---- INPUT FOR THIS TASK
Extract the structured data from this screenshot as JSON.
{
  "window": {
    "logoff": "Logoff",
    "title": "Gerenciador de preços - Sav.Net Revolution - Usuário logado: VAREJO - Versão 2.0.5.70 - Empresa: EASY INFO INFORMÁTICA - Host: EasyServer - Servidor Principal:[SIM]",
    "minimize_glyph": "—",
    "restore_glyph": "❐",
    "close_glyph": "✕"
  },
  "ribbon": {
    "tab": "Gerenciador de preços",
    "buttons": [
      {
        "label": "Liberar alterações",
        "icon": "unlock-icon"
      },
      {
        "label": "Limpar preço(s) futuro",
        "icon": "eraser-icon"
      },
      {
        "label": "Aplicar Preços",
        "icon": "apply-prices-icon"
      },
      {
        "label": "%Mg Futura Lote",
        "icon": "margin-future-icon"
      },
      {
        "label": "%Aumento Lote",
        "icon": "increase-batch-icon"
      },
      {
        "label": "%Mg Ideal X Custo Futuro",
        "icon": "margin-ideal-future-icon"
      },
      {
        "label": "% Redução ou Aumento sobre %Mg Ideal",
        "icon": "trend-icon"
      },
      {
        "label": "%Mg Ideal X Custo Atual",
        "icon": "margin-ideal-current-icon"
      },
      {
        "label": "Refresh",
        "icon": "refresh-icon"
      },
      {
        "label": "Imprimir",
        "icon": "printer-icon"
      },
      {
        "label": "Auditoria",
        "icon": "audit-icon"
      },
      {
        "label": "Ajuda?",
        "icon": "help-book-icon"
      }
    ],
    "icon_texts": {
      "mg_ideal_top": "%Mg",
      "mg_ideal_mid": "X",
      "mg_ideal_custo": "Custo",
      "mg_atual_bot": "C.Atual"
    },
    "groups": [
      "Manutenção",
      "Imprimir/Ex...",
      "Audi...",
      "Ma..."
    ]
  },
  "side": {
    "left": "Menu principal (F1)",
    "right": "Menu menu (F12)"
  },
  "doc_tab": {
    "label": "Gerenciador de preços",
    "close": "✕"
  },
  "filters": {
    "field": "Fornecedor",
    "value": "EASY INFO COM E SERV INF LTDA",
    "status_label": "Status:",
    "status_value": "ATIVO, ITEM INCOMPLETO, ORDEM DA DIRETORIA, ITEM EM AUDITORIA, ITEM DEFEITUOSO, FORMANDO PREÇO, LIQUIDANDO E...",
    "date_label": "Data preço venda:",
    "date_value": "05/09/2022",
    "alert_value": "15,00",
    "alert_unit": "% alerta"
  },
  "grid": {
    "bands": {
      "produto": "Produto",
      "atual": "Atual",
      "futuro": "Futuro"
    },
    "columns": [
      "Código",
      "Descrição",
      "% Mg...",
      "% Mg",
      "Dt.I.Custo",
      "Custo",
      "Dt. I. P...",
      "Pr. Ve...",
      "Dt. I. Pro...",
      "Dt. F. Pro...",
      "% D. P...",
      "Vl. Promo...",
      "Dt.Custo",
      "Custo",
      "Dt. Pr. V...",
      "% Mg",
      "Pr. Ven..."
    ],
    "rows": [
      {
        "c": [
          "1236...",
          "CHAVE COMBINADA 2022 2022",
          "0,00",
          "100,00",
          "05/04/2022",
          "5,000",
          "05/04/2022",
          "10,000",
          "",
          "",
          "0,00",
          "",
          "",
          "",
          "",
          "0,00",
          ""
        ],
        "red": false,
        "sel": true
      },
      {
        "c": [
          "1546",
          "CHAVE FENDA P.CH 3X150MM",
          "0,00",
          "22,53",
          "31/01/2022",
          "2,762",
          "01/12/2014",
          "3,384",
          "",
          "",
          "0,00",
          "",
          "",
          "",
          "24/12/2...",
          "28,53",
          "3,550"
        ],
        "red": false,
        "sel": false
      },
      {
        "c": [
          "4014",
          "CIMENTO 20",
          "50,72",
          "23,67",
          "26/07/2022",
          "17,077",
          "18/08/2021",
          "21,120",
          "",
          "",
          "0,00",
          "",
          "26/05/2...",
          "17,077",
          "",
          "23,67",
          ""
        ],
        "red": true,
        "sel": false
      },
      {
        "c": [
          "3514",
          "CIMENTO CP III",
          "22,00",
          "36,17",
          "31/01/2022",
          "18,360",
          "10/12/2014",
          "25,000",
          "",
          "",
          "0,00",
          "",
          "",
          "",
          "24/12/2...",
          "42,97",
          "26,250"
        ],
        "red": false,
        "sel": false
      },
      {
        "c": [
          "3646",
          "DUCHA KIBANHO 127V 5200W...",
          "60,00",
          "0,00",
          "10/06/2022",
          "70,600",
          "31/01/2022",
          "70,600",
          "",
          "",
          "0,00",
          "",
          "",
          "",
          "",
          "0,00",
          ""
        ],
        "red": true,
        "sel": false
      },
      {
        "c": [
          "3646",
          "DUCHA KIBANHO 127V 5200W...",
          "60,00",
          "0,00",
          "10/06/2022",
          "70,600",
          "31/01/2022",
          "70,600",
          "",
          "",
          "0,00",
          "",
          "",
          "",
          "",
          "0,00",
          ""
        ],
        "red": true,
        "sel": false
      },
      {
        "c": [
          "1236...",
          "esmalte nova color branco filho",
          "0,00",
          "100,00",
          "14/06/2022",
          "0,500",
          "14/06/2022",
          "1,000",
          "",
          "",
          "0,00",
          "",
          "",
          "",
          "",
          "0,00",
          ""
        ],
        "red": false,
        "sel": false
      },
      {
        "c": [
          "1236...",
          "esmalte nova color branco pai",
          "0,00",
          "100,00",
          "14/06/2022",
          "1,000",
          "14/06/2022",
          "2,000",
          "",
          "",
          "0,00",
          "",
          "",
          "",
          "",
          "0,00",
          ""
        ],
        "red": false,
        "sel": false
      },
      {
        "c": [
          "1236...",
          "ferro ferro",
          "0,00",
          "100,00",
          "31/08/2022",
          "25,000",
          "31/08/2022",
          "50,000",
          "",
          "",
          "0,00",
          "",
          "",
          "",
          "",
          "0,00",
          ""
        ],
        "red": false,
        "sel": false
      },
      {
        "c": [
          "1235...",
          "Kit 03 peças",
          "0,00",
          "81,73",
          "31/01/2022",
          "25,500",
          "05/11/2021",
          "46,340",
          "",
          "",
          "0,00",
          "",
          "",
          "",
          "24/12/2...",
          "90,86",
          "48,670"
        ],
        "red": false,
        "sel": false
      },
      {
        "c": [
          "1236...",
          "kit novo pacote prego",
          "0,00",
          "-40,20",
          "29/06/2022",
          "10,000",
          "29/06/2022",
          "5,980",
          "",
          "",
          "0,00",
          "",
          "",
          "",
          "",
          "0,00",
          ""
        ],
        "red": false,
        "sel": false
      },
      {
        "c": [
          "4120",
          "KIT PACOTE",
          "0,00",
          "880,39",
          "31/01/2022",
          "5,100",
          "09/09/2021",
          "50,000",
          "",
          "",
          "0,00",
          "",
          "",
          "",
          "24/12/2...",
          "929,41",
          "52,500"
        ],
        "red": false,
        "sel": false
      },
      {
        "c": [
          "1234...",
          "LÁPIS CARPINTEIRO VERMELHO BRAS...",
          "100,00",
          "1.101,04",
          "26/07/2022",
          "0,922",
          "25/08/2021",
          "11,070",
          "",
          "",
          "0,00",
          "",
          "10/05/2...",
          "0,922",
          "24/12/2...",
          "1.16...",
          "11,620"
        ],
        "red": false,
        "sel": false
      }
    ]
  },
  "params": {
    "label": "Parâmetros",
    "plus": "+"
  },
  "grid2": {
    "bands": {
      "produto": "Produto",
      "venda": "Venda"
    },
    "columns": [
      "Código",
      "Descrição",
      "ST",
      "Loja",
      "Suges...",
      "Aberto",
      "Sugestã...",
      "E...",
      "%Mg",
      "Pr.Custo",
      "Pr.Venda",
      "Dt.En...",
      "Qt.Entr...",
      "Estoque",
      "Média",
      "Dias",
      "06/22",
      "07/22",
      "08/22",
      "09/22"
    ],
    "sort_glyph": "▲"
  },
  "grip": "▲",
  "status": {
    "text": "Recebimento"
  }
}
--------
---- INPUT FOR THIS TASK
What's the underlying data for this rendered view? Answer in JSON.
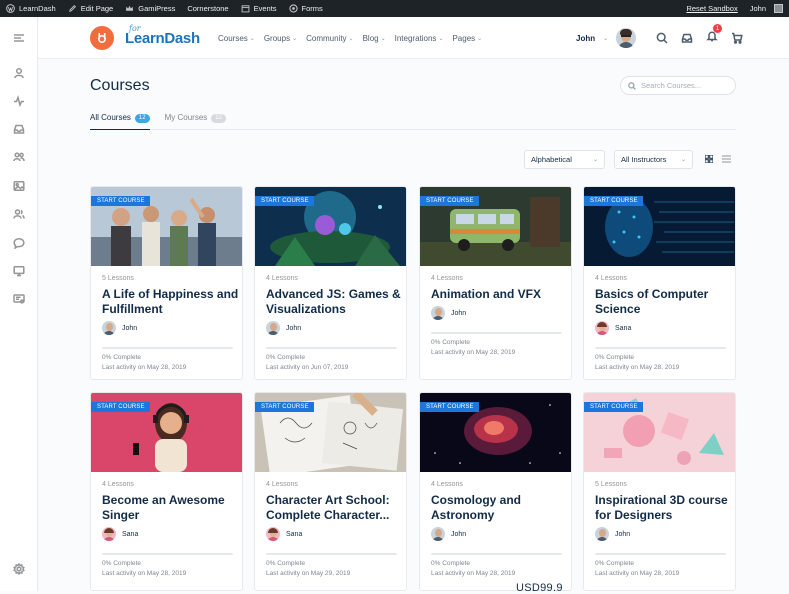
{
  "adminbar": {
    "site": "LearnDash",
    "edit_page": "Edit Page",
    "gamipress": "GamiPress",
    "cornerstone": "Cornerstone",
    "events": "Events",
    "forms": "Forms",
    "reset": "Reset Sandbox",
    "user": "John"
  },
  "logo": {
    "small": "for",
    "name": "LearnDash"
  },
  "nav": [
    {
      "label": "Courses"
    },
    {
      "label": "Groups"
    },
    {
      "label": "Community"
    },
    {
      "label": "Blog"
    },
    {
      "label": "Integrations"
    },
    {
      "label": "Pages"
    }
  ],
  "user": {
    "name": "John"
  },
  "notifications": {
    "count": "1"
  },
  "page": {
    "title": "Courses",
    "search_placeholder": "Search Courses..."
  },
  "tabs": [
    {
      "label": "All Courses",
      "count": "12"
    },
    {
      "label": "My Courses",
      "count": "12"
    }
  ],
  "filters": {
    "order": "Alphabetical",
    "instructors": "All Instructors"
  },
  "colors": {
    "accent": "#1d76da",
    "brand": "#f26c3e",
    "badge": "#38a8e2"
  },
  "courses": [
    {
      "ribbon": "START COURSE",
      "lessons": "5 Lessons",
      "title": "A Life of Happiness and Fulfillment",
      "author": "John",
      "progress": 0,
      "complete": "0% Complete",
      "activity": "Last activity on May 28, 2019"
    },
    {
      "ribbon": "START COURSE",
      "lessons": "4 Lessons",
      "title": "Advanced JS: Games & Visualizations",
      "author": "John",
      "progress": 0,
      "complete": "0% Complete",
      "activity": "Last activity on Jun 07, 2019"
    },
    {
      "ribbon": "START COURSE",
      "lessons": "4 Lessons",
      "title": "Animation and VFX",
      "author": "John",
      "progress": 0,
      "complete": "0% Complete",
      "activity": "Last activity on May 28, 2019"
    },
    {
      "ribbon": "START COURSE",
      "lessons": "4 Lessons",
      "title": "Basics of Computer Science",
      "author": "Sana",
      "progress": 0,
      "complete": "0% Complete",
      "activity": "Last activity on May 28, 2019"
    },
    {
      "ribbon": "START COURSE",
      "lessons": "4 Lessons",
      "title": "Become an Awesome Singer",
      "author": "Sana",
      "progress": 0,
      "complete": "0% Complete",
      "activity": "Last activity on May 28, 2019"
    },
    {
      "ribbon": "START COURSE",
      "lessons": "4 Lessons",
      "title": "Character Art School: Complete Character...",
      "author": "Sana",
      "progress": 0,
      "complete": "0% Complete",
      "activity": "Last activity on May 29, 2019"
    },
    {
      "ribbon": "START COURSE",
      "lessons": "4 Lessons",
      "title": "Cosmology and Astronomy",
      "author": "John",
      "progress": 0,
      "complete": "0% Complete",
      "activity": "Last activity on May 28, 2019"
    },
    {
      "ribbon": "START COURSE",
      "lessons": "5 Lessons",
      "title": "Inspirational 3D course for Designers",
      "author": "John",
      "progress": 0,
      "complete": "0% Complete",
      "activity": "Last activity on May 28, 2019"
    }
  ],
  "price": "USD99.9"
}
--------
---- INPUT FOR THIS TASK
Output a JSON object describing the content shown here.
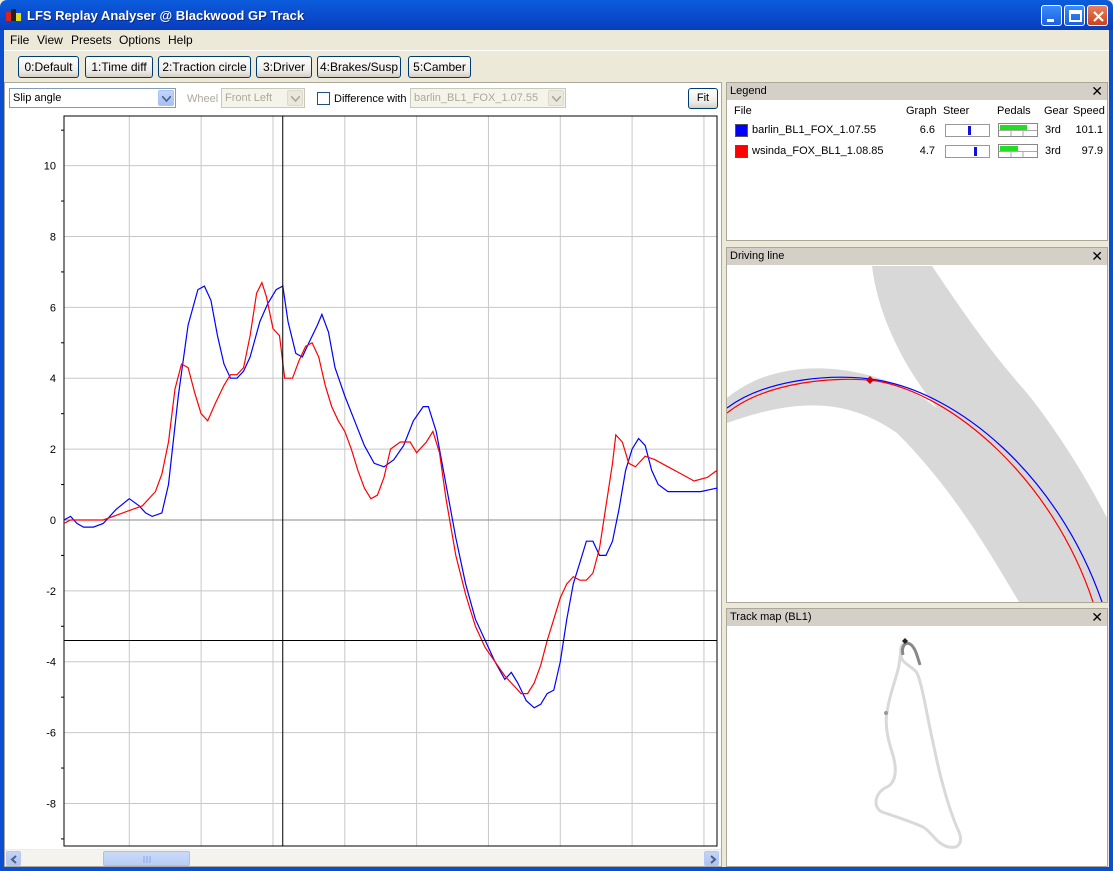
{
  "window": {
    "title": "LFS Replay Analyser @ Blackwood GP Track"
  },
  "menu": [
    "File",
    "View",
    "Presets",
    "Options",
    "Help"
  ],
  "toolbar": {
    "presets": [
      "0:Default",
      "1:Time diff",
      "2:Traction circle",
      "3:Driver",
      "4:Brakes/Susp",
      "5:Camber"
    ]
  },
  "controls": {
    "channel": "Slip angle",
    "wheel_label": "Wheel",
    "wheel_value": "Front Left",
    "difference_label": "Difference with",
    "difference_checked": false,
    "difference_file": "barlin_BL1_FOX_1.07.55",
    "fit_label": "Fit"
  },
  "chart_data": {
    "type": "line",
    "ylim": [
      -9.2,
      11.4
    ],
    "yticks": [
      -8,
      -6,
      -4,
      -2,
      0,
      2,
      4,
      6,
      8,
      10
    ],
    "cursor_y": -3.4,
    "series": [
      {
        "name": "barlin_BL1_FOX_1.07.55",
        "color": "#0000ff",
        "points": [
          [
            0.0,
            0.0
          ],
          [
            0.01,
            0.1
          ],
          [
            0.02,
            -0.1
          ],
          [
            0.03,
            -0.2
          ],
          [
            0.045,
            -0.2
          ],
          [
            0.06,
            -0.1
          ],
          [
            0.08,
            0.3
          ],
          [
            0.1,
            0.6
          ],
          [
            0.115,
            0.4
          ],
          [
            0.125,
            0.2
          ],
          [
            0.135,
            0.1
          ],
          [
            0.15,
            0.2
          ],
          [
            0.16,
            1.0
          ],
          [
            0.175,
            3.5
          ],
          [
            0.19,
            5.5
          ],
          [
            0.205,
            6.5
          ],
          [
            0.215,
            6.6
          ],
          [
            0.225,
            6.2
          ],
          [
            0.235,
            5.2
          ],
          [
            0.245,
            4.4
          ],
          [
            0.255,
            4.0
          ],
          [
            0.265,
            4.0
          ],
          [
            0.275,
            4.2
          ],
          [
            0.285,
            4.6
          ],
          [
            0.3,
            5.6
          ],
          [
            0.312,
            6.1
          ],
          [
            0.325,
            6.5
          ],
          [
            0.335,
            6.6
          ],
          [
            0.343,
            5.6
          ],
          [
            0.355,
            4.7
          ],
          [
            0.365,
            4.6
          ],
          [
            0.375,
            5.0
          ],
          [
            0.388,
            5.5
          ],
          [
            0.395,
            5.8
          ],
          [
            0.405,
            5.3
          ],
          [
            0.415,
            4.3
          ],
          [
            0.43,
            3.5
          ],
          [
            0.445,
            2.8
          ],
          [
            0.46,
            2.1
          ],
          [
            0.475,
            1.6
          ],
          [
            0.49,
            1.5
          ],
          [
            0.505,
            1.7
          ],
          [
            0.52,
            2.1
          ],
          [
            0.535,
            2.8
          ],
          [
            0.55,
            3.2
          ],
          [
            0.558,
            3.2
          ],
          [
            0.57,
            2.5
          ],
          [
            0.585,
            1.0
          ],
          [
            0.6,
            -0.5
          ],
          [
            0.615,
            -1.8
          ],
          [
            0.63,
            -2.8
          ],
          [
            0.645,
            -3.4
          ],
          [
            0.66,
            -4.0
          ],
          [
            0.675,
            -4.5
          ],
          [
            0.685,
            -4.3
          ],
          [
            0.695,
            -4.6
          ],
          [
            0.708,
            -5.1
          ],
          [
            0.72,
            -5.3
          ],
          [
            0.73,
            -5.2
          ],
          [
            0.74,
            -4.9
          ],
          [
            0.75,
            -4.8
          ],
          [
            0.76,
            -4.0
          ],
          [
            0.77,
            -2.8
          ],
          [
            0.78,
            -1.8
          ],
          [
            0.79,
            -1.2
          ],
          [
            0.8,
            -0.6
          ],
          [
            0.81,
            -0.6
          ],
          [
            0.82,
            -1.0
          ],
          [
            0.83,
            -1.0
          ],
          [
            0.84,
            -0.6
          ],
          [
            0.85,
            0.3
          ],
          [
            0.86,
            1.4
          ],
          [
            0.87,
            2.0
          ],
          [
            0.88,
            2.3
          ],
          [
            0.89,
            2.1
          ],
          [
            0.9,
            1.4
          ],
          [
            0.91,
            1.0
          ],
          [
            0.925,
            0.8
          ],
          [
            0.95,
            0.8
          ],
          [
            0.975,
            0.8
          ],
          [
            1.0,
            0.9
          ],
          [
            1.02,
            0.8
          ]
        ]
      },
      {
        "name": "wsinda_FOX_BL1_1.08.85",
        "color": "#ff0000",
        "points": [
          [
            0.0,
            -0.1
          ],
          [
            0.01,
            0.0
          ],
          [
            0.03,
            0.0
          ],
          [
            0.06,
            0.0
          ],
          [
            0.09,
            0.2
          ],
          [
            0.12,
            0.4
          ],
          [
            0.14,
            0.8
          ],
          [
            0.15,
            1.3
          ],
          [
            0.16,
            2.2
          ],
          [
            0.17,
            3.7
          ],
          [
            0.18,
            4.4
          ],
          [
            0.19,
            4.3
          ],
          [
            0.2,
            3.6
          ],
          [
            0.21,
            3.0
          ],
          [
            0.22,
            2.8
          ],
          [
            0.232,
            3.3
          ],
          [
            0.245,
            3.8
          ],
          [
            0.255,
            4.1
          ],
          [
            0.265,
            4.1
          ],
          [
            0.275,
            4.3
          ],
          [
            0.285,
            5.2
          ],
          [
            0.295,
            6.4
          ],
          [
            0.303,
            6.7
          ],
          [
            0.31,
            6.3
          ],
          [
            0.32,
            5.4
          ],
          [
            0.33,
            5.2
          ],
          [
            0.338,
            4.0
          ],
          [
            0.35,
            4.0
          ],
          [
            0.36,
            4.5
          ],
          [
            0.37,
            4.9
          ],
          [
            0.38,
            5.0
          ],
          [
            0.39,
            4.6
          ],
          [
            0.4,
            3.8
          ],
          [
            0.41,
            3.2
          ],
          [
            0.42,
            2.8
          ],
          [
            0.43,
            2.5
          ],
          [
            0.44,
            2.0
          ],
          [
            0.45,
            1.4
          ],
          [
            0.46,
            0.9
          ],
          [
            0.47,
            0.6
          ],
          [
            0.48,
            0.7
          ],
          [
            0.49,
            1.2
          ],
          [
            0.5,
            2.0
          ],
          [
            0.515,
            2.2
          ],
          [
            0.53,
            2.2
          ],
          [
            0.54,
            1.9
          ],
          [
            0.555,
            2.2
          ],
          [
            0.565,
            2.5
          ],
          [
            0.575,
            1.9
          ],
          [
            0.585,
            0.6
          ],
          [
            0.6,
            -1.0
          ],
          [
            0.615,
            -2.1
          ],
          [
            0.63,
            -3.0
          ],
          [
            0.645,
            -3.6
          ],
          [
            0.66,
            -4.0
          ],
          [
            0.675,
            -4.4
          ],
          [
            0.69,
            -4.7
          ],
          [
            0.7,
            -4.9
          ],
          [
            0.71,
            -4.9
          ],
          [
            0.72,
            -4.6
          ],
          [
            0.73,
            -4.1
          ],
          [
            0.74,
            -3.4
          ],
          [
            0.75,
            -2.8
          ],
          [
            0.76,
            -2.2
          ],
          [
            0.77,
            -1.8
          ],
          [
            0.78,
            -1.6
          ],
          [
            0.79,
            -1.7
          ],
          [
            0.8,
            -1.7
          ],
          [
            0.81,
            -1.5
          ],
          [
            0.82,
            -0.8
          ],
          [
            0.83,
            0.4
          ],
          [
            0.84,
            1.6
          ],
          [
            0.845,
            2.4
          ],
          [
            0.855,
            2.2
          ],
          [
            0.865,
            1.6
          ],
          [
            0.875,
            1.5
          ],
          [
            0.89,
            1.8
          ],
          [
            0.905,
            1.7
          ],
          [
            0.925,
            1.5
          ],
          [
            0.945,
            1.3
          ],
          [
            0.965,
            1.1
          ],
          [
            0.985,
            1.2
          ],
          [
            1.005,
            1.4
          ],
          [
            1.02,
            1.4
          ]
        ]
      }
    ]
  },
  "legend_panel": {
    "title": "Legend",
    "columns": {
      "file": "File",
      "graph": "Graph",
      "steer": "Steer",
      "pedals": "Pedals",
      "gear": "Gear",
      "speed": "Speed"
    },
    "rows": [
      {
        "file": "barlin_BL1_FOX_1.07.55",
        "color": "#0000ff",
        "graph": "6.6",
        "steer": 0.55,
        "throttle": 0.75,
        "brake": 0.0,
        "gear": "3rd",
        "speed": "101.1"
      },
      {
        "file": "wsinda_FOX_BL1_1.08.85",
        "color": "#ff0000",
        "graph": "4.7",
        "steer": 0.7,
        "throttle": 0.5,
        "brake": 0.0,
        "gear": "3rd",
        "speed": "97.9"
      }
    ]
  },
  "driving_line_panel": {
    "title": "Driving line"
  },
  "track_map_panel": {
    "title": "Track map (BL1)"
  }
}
--------
_SHORT EXERCISE:_ Return from the data every line that holds "Aumento".

_SOLUTION TO THE EXERCISE:_
        "label": "%Aumento Lote",
        "label": "% Redução ou Aumento sobre %Mg Ideal",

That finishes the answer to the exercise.